ОТРЫВОК -
..........
Лишь Колин Кэмпбелл, богатый торговец из Глазго, продолжал экстенсивное расширение своих поместий в Британской Гвиане. В XX веке его потомкам предстояло объединить свои поместья с компанией «Букер-Макконнел», предприятием, господствующим в сахарной отрасли вплоть до начала 1970-х годов, когда Гвиана обрела независимость73. Букеры, происходившие, как и Гладстоны, из Ливерпуля, начинали свой путь в качестве судовой компании, обслуживавшей рейсы между Ливерпулем и Джорджтауном, столицей Британской Гвианы. Как и другие фирмы метрополии (Cavan Bros&Co; Colonial Company), они управляли обширными сахарными плантациями в Британской Гвиане и на Тринидаде, где они в самом скором времени установили вакуумные варочные котлы. Кроме того, эти фирмы смогли найти финансирование для строительства в Британской Гвиане железной дороги, которая шла вдоль побережья и играла двойную роль, служа и дамбой, и средством транспортировки74.
..........
ИСХОДНЫЙ ЛИСТИНГ -
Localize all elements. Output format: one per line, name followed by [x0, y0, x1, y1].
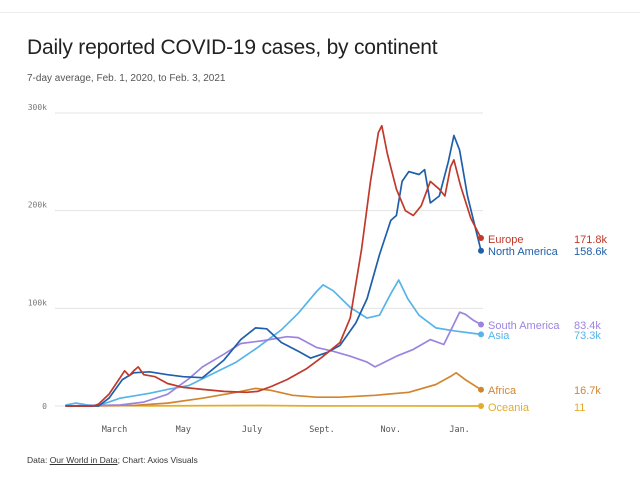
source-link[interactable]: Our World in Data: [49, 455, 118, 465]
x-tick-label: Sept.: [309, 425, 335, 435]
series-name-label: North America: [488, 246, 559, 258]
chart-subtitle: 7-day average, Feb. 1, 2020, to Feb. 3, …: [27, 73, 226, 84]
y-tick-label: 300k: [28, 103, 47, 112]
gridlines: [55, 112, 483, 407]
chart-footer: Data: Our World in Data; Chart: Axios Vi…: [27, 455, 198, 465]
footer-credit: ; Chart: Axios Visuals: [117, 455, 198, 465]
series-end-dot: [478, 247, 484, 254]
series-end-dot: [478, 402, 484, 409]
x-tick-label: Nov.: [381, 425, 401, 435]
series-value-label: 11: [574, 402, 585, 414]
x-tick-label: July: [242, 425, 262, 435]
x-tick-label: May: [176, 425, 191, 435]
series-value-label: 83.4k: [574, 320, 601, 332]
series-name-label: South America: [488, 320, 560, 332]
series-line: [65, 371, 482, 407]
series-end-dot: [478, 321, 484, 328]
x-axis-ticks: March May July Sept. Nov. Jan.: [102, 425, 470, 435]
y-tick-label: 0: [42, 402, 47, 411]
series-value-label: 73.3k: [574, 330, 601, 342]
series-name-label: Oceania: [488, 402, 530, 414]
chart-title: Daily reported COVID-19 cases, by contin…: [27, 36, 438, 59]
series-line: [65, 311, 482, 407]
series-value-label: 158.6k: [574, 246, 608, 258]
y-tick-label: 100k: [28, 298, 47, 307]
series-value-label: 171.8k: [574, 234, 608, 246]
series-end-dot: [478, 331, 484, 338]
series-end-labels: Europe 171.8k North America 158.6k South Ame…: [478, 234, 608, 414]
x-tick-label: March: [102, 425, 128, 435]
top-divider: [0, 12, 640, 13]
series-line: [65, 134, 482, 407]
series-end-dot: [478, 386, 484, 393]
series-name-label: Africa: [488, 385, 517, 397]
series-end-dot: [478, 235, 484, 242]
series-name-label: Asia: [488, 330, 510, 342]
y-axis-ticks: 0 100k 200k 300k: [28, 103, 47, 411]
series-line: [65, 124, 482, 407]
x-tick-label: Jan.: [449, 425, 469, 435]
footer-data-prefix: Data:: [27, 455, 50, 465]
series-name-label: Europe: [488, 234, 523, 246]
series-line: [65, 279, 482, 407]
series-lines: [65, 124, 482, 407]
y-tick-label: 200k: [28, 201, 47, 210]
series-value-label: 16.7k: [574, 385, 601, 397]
..........
ЗАДАНИЯ -
1. Какую двойную роль играла железная дорога вдоль побережья Британской Гвианы, если судить по отрывку?
2. Перескажите абзац отрывка, который начинается словами «Лишь Колин Кэмпбелл», в виде короткого списка. Сохраните главные факты.
3. Продолжите отрывок о сахарных плантациях Британской Гвианы с того места, где он заканчивается.

ОТВЕТЫ -
1. Она служила одновременно дамбой и средством транспортировки.

2.
- Колин Кэмпбелл, богатый торговец из Глазго, продолжал расширять свои поместья в Британской Гвиане.
- В XX веке его потомки объединили эти поместья с компанией «Букер-Макконнел». Она господствовала в сахарной отрасли до начала 1970-х годов, когда Гвиана стала независимой.
- Букеры были родом из Ливерпуля. Начинали они как судовая компания, которая возила грузы между Ливерпулем и Джорджтауном.
- Вместе с другими фирмами метрополии (Cavan Bros&Co, Colonial Company) они управляли сахарными плантациями в Британской Гвиане и на Тринидаде и быстро установили там вакуумные варочные котлы.
- Эти фирмы нашли деньги на железную дорогу вдоль побережья Британской Гвианы. Она служила и дамбой, и транспортом.

3.
Впрочем, железнодорожный проект барбадосских плантаторов оказался провальным, поскольку и деньги, полученные в качестве компенсации, и доходы с плантаций по большей части оседали в карманах отсутствующих землевладельцев, пребывающих в Британии. Иной была ситуация на Маврикии. Изначально он был британской колонией, но теперь там господствовали семьи французских плантаторов (остров находился в руках французов еще с XVIII века). Получая компенсации, поселенцы-плантаторы, властвующие на острове, продолжали вкладывать их в свои сахарные поместья вместо того, чтобы пересылать их во Францию. Более того, эти компенсации не были разделены между получателями, а пошли в государственный резервный фонд, из которого £200 000 было выделено на строительство железной дороги, соединяющей портовый город Сент-Луис и прилегающие к нему территории. Правительство Маврикия получило еще £800 000 посредством облигаций, выпущенных на лондонском рынке ценных бумаг75. В начале 1860-х годов у плантаторов Маврикия уже была железная дорога, а треть своего сахара они производили при помощи вакуумных варочных котлов; большая часть остального объема при этом изготавливалась с использованием оборудования Ветцеля, которое ввозили с Реюньона76.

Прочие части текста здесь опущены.